To be done:
Search the records for the word "Ourense" and report each line that has it.

Given data:
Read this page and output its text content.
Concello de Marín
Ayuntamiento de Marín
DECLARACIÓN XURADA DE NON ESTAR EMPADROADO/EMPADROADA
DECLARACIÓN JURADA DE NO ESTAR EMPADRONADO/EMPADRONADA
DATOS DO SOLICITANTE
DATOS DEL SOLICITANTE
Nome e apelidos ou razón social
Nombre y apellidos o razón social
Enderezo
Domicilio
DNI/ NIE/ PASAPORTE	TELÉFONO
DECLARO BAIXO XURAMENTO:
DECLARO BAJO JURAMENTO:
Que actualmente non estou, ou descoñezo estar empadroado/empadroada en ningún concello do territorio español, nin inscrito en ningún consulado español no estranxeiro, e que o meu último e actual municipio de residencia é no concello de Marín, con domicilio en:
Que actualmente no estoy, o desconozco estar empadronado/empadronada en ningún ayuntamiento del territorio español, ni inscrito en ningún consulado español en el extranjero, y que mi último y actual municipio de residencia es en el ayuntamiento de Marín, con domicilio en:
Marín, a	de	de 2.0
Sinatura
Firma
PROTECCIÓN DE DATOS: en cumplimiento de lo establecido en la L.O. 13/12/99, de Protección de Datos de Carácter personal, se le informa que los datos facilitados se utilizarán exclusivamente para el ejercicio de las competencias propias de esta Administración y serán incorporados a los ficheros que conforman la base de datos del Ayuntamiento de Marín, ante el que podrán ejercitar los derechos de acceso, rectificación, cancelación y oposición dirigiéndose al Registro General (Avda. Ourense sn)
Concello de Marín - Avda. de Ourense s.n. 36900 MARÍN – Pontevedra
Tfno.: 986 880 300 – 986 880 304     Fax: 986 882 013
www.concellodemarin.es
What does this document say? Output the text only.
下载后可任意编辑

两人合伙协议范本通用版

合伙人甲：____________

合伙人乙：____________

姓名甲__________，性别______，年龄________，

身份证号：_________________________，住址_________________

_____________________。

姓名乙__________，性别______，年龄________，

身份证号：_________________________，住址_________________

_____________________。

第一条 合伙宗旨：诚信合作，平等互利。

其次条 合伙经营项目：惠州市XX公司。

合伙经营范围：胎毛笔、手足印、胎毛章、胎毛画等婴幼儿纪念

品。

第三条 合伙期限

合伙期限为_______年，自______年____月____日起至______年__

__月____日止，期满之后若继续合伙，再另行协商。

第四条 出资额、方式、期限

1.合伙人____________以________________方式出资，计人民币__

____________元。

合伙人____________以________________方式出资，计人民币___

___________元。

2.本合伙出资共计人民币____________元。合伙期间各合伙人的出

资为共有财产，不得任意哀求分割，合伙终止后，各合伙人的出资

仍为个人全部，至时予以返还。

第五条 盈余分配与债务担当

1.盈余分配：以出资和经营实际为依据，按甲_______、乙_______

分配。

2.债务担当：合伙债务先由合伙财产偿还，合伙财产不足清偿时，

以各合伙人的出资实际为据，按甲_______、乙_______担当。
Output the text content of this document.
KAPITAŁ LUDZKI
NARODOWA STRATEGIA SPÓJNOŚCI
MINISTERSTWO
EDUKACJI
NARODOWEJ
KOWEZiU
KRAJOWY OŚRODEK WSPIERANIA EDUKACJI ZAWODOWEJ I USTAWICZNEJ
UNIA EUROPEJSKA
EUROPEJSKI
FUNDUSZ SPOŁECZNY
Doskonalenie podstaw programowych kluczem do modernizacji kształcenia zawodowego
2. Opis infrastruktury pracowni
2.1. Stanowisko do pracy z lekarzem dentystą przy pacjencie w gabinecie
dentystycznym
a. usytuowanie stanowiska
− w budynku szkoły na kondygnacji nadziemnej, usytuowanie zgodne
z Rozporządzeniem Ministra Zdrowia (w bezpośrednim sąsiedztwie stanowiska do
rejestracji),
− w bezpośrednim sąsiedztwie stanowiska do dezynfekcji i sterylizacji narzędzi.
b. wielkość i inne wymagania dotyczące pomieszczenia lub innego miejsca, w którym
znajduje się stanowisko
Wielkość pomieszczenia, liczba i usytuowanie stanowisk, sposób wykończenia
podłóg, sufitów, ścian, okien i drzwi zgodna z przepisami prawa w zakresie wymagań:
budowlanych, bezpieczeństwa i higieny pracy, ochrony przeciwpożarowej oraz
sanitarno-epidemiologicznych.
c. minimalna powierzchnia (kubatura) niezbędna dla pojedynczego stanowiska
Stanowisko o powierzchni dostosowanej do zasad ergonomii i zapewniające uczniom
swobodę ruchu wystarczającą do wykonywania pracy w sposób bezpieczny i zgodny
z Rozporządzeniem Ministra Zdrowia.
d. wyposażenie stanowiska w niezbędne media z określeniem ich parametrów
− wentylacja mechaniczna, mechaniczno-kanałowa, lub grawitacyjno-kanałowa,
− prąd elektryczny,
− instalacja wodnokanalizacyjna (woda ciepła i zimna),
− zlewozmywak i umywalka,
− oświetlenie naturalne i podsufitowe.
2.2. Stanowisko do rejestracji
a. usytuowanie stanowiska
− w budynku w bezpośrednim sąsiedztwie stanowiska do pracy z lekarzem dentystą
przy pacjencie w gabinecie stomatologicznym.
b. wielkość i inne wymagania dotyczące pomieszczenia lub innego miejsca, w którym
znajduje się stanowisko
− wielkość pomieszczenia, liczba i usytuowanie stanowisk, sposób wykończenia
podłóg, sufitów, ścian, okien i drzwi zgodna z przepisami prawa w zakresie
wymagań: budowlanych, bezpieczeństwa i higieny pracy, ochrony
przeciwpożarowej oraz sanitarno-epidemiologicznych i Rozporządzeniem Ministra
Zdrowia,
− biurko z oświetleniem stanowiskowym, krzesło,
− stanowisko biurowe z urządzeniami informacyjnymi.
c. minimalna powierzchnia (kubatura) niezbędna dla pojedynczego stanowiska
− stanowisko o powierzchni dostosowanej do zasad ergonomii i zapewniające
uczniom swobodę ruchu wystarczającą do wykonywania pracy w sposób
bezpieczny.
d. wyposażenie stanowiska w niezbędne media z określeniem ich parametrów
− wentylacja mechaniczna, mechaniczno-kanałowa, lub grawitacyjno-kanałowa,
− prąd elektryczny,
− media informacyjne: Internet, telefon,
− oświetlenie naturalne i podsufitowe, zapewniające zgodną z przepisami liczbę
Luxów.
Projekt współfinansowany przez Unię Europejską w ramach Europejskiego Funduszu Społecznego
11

Answer:
PROTECCIÓN DE DATOS: en cumplimiento de lo establecido en la L.O. 13/12/99, de Protección de Datos de Carácter personal, se le informa que los datos facilitados se utilizarán exclusivamente para el ejercicio de las competencias propias de esta Administración y serán incorporados a los ficheros que conforman la base de datos del Ayuntamiento de Marín, ante el que podrán ejercitar los derechos de acceso, rectificación, cancelación y oposición dirigiéndose al Registro General (Avda. Ourense sn)
Concello de Marín - Avda. de Ourense s.n. 36900 MARÍN – Pontevedra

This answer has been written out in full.